Task details
Pull every line that holds the word "text" from the entries.

Supplied data
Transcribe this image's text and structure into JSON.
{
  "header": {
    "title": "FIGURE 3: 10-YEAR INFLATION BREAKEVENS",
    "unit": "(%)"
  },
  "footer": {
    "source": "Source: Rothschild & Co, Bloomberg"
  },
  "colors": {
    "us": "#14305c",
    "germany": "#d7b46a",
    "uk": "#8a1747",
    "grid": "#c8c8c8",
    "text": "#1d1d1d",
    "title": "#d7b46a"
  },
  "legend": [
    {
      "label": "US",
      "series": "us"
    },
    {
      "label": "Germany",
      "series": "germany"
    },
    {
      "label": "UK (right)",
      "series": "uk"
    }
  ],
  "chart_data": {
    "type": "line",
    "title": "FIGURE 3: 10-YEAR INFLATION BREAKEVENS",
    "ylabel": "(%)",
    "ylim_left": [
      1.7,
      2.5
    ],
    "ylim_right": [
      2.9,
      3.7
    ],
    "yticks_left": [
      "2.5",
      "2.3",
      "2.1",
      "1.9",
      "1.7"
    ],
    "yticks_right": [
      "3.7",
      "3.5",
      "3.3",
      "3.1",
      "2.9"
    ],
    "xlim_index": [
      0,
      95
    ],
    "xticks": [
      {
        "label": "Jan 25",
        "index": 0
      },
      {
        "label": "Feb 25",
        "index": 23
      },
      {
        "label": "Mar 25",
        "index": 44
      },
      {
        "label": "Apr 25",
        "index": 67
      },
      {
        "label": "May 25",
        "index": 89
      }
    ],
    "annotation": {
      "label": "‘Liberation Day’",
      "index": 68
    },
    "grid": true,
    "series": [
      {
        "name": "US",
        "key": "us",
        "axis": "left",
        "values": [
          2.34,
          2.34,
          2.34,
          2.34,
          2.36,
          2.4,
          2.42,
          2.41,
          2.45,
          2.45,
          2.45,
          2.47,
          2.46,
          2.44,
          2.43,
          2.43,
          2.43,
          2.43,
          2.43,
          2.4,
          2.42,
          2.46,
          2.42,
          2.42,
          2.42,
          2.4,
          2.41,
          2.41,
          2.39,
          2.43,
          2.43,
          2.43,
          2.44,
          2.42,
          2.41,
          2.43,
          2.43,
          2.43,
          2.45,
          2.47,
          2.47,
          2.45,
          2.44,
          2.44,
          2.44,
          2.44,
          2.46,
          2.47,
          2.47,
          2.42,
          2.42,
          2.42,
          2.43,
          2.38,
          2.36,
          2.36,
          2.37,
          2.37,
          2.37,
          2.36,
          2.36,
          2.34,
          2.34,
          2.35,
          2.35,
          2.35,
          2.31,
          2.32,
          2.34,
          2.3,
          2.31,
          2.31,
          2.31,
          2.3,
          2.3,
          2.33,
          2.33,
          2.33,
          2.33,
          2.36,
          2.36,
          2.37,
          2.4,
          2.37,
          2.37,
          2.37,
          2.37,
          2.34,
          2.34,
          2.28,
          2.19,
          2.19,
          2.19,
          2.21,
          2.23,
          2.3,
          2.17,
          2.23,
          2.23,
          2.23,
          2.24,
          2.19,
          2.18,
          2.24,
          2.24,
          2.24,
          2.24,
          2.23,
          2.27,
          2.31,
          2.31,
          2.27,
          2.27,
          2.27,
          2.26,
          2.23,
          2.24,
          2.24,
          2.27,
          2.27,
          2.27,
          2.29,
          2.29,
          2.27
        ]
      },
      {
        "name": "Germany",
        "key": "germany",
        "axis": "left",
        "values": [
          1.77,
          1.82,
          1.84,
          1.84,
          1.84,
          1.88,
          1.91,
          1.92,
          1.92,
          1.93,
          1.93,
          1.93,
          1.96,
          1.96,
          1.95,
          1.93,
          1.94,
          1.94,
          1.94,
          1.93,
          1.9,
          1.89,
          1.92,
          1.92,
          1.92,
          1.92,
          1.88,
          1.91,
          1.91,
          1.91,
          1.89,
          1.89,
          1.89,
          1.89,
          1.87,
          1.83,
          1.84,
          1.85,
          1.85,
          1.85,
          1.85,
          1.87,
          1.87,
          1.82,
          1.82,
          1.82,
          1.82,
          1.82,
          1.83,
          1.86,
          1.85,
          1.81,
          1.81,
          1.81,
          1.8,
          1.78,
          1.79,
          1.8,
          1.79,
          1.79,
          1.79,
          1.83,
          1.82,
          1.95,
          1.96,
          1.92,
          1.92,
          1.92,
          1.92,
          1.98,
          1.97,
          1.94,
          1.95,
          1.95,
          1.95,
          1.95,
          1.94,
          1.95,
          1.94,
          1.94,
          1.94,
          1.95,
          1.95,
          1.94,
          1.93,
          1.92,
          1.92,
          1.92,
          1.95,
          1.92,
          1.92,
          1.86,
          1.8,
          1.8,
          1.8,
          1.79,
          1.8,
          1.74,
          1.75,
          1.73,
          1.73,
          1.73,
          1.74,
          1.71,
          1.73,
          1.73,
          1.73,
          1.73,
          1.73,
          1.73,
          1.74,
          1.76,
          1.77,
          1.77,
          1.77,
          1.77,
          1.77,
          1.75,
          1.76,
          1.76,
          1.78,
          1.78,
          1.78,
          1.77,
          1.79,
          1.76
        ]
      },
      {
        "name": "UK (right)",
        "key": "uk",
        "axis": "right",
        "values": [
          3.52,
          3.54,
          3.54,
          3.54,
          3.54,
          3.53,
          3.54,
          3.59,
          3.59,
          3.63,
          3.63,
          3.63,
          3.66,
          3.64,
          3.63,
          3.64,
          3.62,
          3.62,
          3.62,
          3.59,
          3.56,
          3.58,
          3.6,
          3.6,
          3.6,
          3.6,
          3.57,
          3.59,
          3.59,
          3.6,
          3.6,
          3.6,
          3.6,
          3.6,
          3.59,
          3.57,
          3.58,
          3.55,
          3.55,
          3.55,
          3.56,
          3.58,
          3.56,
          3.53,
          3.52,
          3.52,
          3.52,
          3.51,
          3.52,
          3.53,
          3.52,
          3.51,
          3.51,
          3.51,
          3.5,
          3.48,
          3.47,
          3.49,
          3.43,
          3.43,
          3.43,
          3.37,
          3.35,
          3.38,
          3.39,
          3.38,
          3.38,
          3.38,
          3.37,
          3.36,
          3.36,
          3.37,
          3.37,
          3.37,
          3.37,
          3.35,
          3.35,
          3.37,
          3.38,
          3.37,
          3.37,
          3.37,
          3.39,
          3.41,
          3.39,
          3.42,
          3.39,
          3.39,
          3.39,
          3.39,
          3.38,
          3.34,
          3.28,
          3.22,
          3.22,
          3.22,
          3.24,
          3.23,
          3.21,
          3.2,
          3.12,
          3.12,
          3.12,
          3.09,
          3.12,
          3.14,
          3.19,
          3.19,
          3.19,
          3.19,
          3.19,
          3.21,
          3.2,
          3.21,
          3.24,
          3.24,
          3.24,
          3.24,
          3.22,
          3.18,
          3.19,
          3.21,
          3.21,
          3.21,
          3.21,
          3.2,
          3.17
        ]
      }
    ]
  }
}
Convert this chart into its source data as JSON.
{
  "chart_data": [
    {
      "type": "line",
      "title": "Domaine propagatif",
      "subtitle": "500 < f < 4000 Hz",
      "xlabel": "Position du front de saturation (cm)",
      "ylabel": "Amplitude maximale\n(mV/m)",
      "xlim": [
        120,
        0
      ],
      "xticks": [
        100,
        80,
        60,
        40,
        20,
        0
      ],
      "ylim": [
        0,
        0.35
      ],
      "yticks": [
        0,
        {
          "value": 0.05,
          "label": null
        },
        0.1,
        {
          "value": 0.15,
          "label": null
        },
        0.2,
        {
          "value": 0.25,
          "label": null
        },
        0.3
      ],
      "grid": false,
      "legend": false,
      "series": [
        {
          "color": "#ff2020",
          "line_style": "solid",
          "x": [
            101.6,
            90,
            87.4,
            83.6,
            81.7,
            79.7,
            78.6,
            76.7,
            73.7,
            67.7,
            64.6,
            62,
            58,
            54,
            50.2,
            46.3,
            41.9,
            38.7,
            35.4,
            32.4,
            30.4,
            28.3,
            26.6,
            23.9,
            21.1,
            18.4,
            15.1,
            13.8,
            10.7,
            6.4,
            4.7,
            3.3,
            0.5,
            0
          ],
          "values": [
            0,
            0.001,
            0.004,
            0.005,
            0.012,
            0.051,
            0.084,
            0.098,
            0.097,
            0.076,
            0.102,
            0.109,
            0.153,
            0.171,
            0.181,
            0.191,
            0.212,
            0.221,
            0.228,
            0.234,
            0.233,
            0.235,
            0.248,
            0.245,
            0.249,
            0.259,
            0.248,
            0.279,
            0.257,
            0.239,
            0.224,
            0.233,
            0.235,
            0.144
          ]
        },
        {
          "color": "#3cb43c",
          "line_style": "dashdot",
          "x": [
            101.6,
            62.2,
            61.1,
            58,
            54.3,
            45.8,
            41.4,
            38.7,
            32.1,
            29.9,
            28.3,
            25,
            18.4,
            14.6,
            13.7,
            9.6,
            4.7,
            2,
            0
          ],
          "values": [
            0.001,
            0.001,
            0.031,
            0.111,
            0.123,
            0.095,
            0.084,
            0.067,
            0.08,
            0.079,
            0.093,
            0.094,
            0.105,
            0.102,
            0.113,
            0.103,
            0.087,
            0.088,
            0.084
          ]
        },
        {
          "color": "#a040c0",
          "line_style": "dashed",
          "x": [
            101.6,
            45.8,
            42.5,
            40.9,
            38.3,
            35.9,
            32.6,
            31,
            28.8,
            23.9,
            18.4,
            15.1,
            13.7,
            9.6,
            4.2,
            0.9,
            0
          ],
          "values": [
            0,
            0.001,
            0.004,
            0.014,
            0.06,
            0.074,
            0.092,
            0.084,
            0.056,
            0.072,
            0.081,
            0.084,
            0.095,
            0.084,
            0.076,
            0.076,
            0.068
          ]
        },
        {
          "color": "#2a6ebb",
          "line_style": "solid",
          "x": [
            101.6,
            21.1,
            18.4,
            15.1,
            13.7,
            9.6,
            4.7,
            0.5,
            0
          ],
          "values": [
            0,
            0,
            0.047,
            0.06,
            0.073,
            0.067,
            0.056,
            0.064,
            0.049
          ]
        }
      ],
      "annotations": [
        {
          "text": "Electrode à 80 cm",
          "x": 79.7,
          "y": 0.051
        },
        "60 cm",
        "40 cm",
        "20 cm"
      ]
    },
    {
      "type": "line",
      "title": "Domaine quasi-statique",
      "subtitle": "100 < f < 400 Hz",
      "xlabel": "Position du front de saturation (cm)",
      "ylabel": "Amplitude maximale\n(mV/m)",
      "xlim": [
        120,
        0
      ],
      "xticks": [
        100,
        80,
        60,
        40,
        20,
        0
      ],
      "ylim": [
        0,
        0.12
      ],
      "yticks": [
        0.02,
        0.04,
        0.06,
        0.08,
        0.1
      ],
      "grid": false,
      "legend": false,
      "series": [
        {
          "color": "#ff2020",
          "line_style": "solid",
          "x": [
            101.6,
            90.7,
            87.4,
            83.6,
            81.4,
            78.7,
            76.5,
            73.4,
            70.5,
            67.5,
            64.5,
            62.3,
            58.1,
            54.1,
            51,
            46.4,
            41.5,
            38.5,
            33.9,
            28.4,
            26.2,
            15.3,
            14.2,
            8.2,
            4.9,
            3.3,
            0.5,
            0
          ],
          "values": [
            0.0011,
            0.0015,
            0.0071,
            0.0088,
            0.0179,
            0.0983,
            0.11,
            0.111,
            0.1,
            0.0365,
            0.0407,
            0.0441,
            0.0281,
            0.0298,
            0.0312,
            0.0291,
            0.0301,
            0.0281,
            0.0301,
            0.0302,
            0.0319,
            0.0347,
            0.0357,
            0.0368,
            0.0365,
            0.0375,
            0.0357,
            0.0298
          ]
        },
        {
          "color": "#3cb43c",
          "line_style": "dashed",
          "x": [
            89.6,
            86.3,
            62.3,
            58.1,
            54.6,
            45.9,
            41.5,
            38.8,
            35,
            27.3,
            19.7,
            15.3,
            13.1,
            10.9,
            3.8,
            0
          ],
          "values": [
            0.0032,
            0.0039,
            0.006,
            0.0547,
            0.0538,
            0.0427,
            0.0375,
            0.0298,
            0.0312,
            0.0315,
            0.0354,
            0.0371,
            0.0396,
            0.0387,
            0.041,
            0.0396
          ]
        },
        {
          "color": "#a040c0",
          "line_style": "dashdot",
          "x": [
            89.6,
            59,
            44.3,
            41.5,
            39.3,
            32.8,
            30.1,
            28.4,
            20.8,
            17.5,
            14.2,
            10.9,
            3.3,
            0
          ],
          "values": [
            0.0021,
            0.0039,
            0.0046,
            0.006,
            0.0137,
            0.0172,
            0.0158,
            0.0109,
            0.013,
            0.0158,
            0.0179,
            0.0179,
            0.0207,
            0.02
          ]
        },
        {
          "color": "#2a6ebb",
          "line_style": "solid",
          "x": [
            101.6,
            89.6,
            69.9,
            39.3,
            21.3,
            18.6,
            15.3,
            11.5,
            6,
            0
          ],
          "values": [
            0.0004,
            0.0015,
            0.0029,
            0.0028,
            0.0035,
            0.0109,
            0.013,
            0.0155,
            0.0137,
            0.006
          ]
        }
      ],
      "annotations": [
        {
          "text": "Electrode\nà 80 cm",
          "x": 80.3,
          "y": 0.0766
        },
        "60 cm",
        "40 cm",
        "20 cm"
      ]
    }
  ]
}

Exercise answer
Transcribe this image's text and structure into JSON.
    "text": "#1d1d1d",
          "text": "Electrode à 80 cm",
          "text": "Electrode\nà 80 cm",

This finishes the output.